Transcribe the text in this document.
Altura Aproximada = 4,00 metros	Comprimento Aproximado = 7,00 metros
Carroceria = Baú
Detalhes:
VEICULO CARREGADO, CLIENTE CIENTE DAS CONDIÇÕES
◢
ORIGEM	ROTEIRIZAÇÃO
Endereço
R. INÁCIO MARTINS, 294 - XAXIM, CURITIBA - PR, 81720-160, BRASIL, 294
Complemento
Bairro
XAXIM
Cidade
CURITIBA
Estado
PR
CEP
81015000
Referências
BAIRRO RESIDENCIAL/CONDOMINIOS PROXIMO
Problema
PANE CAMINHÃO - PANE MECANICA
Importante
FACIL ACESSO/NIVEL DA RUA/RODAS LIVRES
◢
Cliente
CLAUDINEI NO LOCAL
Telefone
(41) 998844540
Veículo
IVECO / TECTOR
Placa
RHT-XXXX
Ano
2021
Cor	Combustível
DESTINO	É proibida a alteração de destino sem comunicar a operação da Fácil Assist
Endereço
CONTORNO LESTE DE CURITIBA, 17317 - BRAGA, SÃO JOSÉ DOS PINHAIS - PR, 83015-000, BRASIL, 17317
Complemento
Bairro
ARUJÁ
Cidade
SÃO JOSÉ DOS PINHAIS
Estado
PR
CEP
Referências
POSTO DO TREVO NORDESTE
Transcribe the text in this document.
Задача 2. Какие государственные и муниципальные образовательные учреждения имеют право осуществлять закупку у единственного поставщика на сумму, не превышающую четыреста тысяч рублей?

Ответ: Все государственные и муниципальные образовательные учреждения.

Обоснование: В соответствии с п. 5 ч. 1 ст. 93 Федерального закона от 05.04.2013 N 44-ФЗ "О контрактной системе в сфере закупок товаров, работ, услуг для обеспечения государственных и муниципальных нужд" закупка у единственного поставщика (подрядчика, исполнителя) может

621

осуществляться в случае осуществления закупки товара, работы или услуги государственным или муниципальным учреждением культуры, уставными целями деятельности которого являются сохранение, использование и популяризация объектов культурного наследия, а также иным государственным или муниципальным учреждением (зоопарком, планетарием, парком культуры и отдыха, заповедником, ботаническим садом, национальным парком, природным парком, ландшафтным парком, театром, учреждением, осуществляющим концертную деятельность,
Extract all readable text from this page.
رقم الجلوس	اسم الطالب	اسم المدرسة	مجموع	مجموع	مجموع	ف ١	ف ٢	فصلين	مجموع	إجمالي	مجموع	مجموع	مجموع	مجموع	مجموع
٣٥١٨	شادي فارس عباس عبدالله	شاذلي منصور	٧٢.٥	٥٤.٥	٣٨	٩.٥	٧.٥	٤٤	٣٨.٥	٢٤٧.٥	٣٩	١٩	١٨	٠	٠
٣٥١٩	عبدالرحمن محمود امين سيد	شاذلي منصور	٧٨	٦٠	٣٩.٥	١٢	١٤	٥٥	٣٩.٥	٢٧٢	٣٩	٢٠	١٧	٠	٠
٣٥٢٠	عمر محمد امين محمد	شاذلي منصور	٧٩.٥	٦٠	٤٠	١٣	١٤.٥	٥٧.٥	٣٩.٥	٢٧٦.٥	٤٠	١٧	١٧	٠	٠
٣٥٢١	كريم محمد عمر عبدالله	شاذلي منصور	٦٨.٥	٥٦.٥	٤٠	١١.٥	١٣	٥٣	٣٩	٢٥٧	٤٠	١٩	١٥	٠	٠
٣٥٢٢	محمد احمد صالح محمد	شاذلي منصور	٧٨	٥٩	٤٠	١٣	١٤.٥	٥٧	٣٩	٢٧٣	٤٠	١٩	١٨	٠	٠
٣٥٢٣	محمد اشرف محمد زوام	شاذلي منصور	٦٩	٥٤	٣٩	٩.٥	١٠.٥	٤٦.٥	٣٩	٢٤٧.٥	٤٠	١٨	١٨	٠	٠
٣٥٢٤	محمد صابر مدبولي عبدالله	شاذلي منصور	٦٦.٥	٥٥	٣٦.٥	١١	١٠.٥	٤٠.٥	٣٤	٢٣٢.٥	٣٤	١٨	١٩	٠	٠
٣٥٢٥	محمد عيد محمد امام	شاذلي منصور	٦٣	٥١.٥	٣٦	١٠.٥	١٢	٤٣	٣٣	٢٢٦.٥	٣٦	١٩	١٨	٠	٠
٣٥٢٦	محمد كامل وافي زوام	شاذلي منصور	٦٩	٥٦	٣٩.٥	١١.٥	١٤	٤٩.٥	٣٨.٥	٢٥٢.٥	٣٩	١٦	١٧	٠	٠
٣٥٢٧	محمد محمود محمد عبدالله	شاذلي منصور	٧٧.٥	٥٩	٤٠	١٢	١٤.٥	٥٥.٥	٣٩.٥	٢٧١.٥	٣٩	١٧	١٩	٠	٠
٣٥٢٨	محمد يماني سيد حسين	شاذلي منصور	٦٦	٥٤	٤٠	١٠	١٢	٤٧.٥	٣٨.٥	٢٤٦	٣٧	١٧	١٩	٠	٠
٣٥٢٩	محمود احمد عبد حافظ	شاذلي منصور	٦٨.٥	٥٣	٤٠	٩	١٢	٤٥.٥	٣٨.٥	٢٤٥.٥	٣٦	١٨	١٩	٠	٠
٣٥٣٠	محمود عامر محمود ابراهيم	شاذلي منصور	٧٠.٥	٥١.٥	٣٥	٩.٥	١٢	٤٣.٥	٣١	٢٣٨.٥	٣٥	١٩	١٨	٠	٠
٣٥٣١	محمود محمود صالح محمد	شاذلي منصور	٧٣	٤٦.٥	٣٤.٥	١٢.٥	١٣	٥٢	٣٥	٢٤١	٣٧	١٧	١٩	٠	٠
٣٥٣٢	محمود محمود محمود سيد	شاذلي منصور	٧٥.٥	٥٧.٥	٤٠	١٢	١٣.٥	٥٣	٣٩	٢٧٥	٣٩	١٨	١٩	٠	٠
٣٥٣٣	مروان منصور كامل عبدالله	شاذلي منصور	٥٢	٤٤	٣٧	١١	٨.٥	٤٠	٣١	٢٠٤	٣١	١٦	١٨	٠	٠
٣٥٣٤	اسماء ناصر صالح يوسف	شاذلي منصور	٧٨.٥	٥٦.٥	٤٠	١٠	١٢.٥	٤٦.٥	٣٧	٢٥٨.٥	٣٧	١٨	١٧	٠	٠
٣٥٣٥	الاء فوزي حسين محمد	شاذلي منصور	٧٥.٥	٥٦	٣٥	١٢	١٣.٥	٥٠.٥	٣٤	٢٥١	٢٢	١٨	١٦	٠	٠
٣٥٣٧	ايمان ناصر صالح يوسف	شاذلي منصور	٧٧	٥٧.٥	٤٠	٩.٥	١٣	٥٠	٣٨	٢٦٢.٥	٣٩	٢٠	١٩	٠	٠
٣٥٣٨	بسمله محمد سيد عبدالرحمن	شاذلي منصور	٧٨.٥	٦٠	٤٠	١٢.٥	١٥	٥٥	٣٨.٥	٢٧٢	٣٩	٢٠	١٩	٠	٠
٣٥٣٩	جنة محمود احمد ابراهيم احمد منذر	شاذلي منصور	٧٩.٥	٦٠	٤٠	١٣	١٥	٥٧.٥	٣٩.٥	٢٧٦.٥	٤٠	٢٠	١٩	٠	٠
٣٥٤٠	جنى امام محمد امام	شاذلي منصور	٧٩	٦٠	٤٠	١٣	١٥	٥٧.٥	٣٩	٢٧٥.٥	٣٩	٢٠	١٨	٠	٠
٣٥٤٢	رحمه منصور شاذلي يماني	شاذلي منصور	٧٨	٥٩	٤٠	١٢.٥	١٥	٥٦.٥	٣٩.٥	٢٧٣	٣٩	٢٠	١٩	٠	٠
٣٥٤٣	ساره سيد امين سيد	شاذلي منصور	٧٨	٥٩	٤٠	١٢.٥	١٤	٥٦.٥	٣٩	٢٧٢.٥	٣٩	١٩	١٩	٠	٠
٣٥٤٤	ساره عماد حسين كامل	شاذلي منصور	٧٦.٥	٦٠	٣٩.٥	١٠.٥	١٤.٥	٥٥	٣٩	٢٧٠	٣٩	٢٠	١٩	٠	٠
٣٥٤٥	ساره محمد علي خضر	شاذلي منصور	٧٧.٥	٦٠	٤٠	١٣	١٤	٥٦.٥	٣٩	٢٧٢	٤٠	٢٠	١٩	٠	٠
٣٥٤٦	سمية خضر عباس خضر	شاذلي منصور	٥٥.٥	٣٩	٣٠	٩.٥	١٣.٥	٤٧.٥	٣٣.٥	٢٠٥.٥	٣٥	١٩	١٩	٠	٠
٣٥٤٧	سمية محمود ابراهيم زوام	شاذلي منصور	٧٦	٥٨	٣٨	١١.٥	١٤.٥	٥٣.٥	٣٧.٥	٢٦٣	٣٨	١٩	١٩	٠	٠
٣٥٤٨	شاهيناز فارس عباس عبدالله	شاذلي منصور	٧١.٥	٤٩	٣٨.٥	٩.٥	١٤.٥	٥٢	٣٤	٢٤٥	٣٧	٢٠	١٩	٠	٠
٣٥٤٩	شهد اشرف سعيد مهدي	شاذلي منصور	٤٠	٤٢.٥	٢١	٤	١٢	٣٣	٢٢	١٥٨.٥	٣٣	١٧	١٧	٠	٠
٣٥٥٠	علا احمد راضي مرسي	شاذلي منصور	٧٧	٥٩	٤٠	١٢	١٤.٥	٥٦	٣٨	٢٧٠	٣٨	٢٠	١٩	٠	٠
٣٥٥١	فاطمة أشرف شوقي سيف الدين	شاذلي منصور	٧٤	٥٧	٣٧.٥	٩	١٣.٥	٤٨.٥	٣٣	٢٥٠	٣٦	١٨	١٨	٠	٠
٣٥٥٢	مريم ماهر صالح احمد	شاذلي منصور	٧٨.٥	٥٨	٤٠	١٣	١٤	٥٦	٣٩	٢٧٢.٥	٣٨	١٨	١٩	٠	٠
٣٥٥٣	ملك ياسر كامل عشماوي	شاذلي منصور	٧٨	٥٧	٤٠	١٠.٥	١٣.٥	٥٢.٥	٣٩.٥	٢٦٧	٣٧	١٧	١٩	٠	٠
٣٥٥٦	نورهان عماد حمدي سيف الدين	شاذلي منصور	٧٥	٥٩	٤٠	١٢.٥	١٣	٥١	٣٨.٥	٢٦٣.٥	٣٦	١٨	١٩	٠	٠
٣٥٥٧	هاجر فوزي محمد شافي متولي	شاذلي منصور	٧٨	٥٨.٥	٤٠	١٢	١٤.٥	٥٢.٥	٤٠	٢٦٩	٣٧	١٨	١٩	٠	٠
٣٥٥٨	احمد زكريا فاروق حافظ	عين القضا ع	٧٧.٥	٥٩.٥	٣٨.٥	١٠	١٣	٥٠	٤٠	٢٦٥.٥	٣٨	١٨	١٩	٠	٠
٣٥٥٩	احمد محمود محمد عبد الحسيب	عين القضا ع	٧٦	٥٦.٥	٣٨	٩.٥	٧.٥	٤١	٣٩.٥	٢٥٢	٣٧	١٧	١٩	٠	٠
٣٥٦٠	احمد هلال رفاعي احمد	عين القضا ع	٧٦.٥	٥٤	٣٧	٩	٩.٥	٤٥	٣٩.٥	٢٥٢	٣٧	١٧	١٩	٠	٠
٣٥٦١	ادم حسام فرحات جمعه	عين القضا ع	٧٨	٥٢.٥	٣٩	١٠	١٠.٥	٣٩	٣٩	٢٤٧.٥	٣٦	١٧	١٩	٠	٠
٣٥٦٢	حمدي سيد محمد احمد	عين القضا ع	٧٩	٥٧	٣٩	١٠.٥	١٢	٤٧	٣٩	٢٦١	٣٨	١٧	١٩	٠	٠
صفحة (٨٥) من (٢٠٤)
---*---
*Problem description*
Your answer should be only a number: how many lines of the data above contain the string "ناصر"?

*Response below*
2